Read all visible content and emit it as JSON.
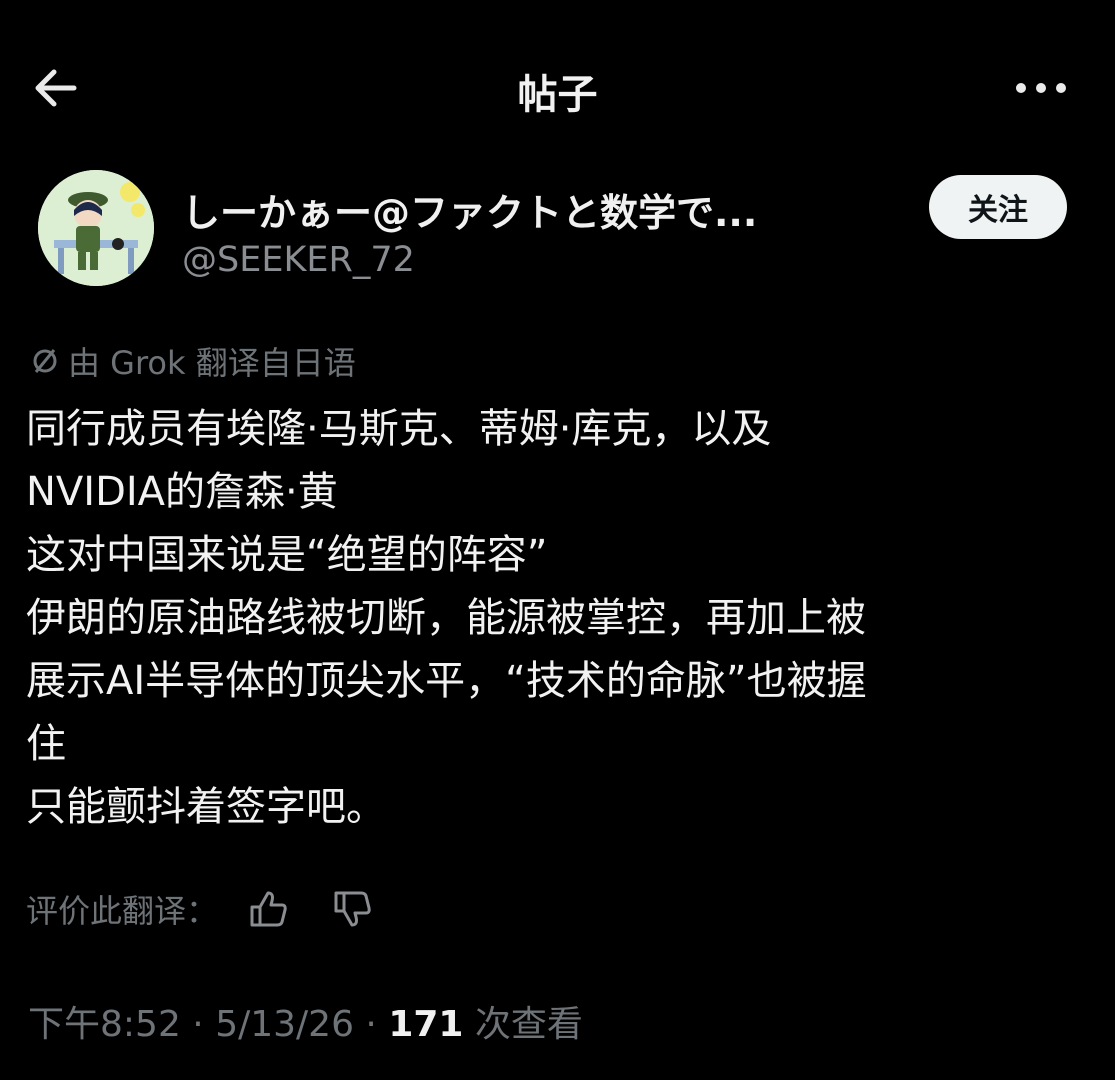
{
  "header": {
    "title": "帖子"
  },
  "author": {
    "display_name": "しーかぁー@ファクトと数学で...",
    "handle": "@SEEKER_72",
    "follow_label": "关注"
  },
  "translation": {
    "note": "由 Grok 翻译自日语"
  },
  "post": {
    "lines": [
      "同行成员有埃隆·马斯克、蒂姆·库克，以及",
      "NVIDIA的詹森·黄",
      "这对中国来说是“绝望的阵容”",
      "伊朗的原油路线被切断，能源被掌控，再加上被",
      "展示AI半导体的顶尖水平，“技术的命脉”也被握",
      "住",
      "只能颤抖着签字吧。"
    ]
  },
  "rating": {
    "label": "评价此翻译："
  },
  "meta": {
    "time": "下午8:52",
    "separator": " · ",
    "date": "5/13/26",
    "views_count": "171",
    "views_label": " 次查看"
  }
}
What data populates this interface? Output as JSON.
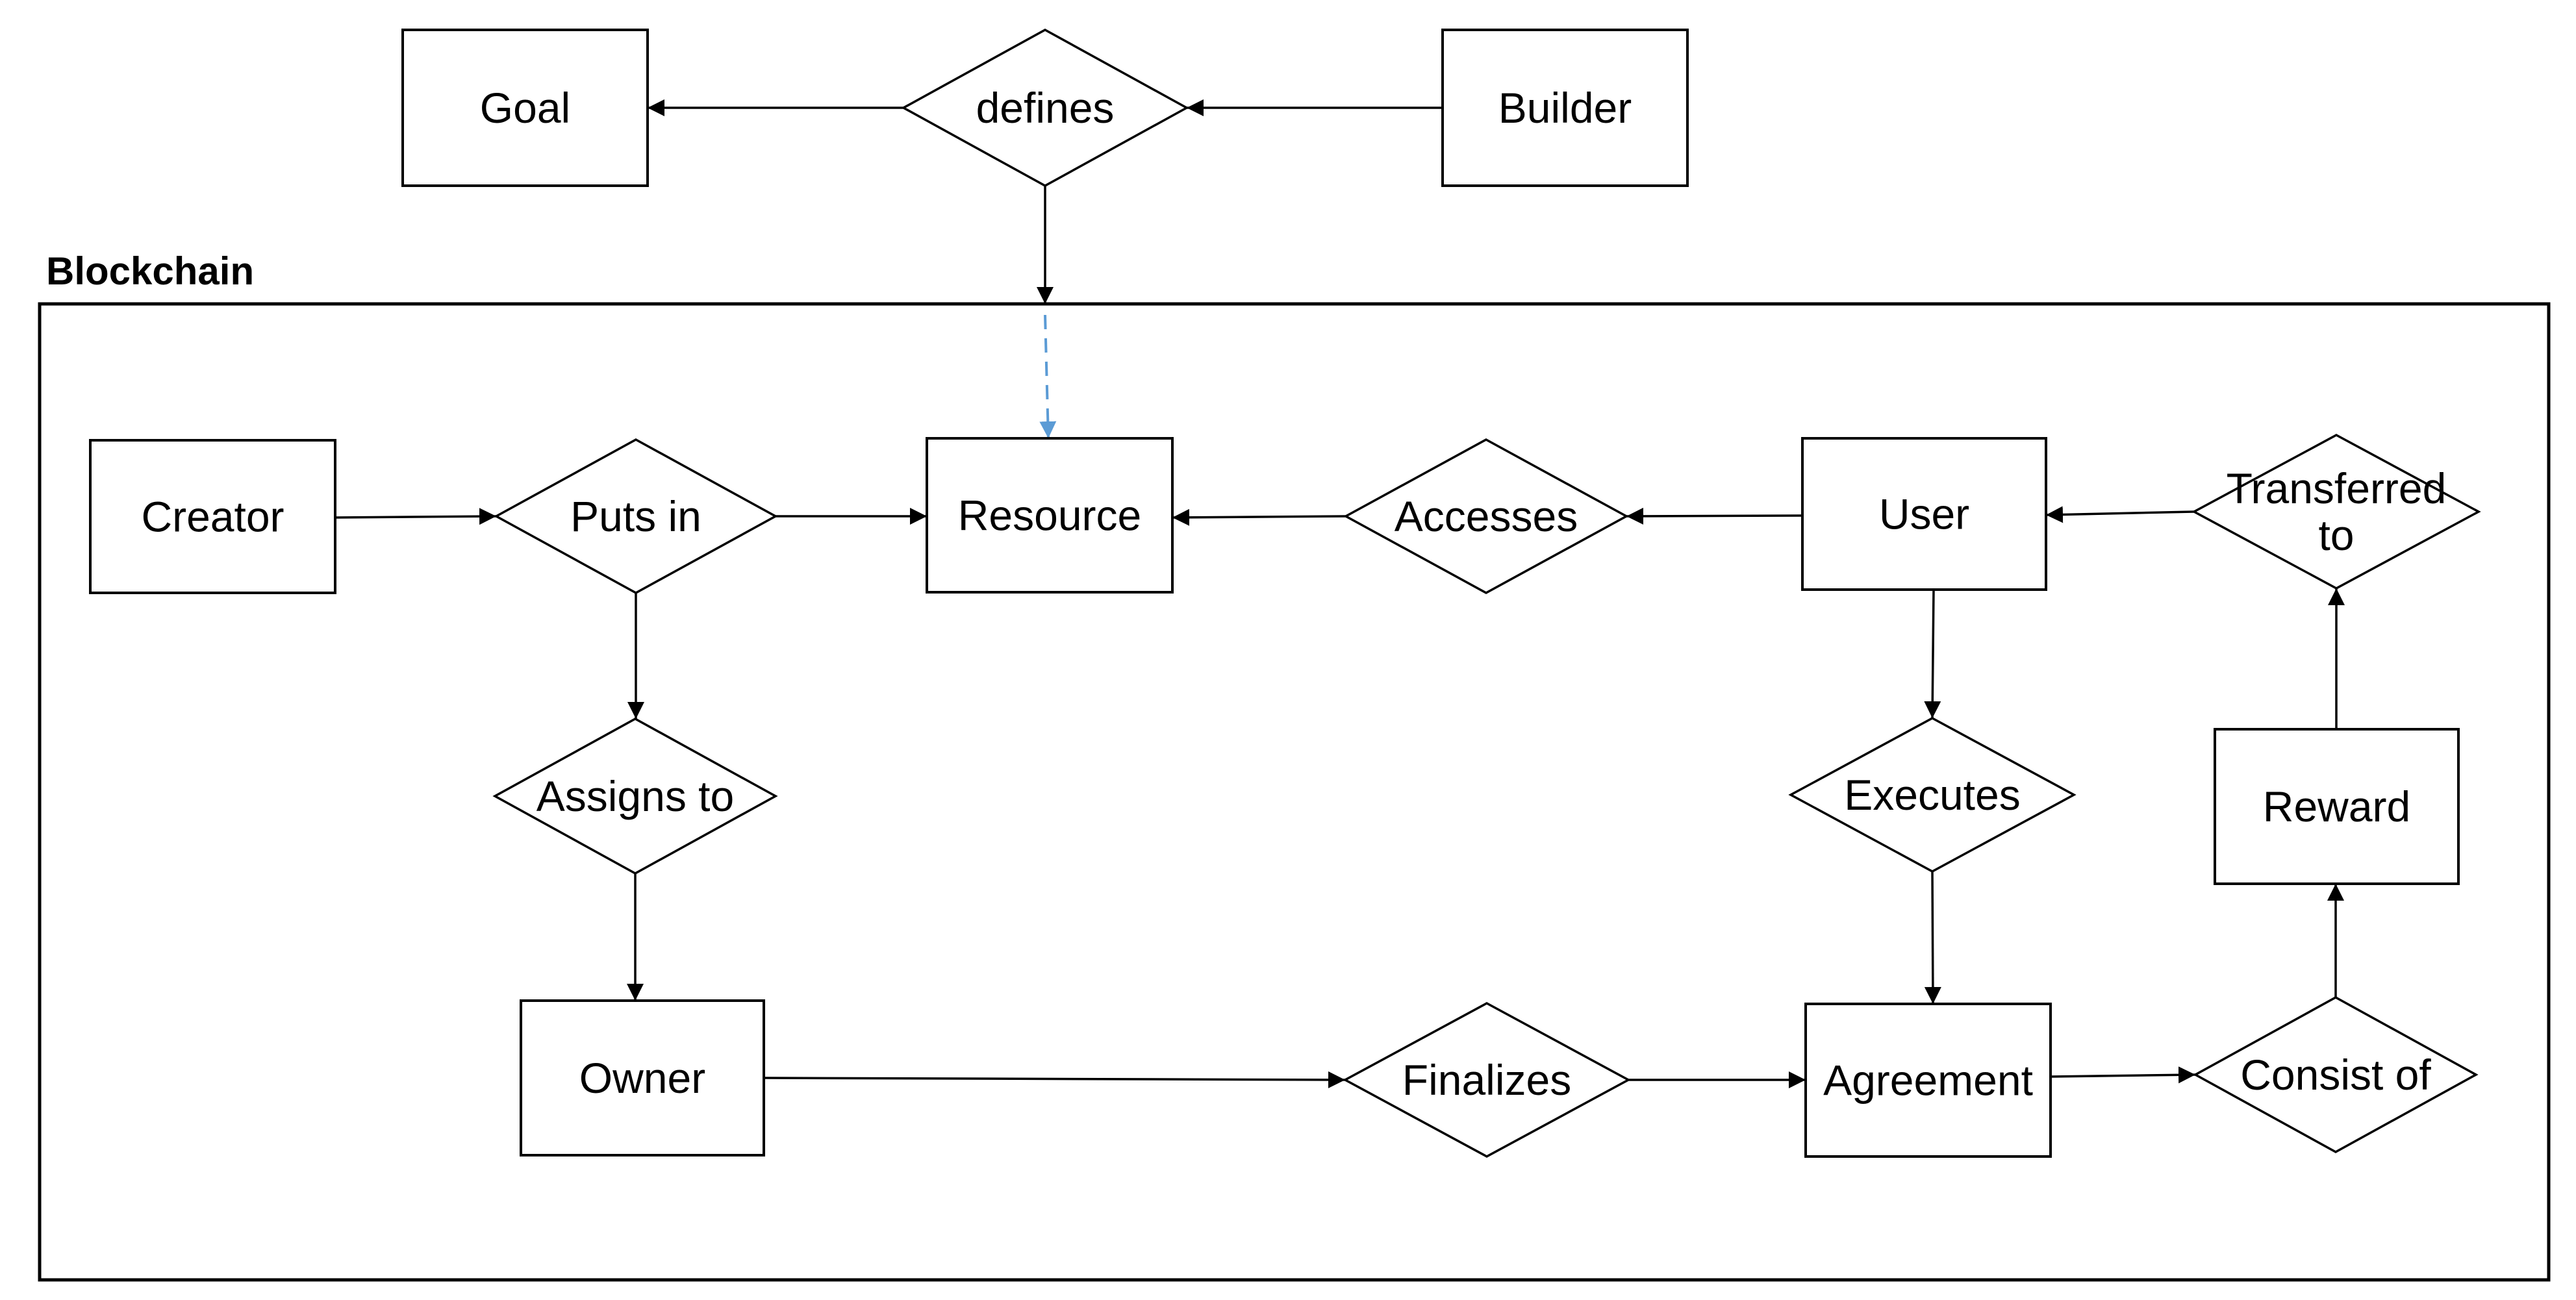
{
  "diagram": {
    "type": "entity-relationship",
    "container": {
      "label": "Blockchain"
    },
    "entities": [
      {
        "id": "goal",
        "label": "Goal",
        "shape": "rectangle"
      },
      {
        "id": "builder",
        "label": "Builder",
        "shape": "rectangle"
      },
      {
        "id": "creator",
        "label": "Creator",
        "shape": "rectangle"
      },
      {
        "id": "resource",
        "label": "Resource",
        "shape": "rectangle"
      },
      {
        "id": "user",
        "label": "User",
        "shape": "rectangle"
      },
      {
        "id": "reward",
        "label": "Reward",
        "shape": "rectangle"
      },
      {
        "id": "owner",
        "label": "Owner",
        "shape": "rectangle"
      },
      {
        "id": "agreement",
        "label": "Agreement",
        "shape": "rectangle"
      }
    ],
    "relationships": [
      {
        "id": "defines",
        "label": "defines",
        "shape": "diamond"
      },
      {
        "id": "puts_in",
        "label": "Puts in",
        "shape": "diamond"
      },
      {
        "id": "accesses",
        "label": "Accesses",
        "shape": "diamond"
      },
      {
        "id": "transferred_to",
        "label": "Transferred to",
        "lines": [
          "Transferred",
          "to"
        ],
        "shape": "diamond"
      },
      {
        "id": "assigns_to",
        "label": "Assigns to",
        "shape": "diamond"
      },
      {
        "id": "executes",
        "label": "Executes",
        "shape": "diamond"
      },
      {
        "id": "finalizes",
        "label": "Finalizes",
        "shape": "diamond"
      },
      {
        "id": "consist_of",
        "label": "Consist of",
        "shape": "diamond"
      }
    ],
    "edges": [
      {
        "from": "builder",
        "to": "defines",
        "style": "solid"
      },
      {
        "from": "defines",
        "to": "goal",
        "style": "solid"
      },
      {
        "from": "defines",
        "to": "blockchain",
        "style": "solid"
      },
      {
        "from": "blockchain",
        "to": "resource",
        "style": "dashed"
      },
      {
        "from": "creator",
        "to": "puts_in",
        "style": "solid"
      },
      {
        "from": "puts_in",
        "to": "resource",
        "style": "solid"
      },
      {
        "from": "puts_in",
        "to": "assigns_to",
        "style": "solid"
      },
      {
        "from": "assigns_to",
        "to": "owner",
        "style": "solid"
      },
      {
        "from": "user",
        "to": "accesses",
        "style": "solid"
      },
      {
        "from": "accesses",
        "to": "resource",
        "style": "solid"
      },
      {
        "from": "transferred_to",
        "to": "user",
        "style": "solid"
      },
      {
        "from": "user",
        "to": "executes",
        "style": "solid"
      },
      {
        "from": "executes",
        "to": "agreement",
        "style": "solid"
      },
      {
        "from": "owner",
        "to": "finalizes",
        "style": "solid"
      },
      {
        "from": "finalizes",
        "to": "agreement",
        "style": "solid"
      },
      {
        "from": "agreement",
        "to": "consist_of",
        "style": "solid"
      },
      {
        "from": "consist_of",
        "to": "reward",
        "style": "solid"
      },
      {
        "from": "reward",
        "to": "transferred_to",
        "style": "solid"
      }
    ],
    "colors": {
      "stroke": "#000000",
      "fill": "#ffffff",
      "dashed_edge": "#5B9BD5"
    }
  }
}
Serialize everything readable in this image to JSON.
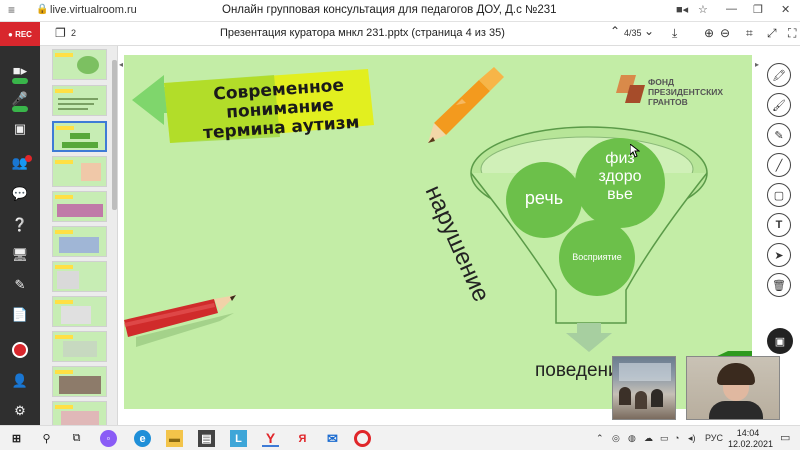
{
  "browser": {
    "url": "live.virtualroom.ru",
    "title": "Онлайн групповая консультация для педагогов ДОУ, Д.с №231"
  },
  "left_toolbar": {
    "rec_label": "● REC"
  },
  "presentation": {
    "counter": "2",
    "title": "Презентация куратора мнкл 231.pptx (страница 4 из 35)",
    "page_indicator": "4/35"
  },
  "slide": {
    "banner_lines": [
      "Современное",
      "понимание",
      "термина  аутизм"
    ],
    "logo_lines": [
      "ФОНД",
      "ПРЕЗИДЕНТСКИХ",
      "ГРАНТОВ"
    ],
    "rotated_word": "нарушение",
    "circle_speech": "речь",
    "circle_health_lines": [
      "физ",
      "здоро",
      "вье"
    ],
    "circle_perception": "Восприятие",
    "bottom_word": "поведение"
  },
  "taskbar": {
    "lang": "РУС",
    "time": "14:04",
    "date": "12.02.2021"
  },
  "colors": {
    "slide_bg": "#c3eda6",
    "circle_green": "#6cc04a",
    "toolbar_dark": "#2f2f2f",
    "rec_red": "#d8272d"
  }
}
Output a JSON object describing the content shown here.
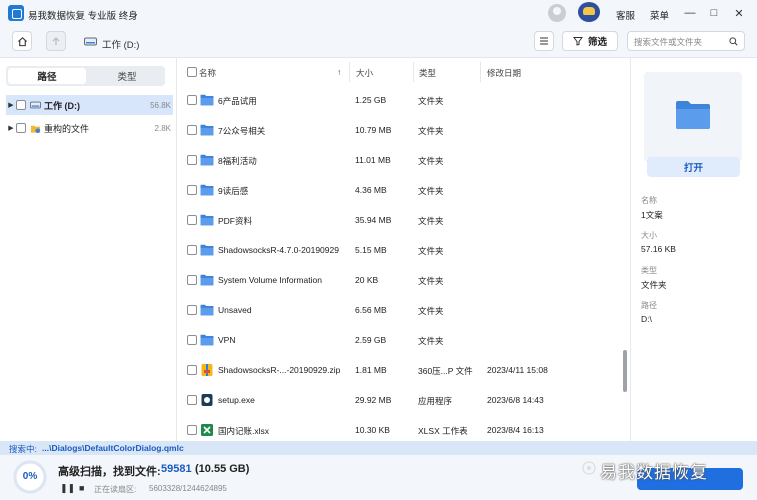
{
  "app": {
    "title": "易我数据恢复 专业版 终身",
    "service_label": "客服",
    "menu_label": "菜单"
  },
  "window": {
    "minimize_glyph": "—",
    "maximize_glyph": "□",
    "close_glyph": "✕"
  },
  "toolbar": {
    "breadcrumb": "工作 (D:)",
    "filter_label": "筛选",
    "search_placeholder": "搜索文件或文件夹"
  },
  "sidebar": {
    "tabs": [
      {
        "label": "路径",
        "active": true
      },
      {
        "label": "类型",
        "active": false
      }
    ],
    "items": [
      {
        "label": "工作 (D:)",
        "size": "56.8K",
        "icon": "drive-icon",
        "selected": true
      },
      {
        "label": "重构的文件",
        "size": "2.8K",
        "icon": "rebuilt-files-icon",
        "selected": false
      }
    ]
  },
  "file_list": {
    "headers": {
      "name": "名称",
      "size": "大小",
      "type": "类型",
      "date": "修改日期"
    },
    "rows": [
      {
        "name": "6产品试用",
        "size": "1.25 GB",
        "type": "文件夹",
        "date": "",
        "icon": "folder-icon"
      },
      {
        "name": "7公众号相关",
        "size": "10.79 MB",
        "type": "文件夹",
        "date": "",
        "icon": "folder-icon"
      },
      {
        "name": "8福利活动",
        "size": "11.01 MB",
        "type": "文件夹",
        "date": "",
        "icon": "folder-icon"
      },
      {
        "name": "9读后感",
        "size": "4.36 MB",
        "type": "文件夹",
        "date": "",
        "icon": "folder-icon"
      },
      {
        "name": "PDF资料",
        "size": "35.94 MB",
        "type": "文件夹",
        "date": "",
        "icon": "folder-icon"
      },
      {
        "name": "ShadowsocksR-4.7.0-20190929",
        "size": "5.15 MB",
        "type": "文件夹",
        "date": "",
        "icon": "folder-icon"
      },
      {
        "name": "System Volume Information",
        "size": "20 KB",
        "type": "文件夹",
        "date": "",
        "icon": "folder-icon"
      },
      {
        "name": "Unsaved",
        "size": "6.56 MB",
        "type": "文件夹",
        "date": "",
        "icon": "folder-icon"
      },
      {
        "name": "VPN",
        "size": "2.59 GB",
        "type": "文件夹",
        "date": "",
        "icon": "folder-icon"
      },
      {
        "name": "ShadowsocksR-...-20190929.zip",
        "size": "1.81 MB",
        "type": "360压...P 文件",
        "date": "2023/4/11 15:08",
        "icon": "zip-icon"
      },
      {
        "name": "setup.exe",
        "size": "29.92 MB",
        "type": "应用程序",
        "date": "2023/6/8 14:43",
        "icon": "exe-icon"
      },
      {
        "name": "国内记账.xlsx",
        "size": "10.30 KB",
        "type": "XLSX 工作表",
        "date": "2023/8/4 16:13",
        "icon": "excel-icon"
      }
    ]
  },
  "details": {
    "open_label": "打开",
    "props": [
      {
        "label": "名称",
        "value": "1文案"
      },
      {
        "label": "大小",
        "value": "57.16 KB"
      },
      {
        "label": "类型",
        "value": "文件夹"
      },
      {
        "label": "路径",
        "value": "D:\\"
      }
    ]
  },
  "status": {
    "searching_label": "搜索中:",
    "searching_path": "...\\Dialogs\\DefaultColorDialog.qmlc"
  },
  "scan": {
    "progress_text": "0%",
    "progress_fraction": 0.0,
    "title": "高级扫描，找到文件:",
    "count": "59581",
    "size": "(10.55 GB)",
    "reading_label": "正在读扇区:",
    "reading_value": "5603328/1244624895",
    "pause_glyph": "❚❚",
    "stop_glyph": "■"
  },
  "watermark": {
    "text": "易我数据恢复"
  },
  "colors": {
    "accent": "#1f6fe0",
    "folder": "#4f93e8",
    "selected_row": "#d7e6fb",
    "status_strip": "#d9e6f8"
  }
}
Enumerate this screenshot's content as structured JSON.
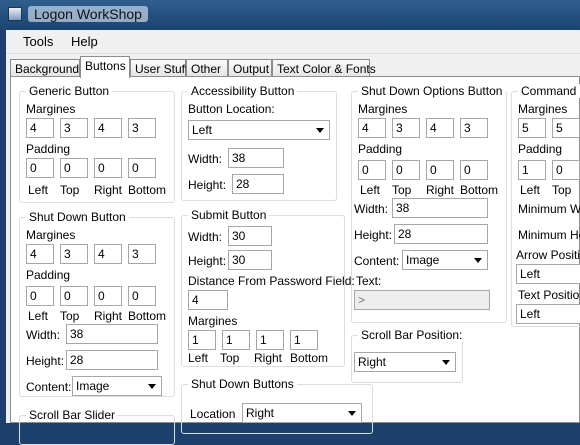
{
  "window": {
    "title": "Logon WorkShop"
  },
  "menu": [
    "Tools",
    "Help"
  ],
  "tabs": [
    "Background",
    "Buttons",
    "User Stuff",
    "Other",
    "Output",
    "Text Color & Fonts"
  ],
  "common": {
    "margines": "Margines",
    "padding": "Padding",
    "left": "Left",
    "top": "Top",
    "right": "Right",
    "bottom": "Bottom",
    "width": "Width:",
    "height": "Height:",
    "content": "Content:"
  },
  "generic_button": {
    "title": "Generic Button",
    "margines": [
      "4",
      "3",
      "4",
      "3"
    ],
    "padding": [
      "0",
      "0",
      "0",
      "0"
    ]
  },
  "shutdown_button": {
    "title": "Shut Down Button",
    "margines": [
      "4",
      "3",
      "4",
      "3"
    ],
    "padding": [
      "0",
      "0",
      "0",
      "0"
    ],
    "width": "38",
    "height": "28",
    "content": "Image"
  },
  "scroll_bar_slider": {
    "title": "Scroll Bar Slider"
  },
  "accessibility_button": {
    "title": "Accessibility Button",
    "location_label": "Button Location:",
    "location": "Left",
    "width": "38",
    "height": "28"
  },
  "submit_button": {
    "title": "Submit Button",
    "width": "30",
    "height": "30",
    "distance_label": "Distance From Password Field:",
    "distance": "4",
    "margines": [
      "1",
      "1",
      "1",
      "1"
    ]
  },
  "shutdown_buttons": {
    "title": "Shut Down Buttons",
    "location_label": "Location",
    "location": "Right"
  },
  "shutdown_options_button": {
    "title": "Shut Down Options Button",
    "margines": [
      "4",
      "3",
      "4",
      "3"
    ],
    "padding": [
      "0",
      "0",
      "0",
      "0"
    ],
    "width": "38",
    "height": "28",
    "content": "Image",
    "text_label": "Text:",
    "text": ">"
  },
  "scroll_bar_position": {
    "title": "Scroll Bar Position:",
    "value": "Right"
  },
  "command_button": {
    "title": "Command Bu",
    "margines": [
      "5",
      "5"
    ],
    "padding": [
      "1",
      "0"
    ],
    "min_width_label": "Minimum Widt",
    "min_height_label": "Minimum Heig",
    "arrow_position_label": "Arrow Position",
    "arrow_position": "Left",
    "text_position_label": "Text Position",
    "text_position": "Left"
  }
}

» Your goal: List the lines of the material in which the word "content" occurs.

» Correct answer:
Read all visible content and emit it as JSON.
Output a JSON object describing the content shown here.
Enumerate this screenshot's content as structured JSON.
    "content": "Content:"
    "content": "Image"
    "content": "Image",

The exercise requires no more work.